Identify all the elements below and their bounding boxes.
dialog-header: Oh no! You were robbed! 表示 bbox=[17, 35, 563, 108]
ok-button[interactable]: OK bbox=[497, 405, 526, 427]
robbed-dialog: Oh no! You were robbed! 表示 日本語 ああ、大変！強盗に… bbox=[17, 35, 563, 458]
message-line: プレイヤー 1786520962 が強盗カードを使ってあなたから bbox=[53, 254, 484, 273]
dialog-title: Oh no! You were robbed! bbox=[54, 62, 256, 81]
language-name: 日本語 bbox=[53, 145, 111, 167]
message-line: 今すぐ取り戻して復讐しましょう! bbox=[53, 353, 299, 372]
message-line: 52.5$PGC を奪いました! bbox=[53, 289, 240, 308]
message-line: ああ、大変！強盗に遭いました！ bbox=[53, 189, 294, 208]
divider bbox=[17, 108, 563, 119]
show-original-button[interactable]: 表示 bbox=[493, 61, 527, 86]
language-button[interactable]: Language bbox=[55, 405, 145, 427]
--------
=== Problem requirements ===
Rewrite the entries above, changing every "message-line" to "text-line" and leaving everything else as it is.

=== Answer ===
Identify all the elements below and their bounding boxes.
dialog-header: Oh no! You were robbed! 表示 bbox=[17, 35, 563, 108]
ok-button[interactable]: OK bbox=[497, 405, 526, 427]
robbed-dialog: Oh no! You were robbed! 表示 日本語 ああ、大変！強盗に… bbox=[17, 35, 563, 458]
text-line: プレイヤー 1786520962 が強盗カードを使ってあなたから bbox=[53, 254, 484, 273]
dialog-title: Oh no! You were robbed! bbox=[54, 62, 256, 81]
language-name: 日本語 bbox=[53, 145, 111, 167]
text-line: 今すぐ取り戻して復讐しましょう! bbox=[53, 353, 299, 372]
text-line: 52.5$PGC を奪いました! bbox=[53, 289, 240, 308]
text-line: ああ、大変！強盗に遭いました！ bbox=[53, 189, 294, 208]
divider bbox=[17, 108, 563, 119]
show-original-button[interactable]: 表示 bbox=[493, 61, 527, 86]
language-button[interactable]: Language bbox=[55, 405, 145, 427]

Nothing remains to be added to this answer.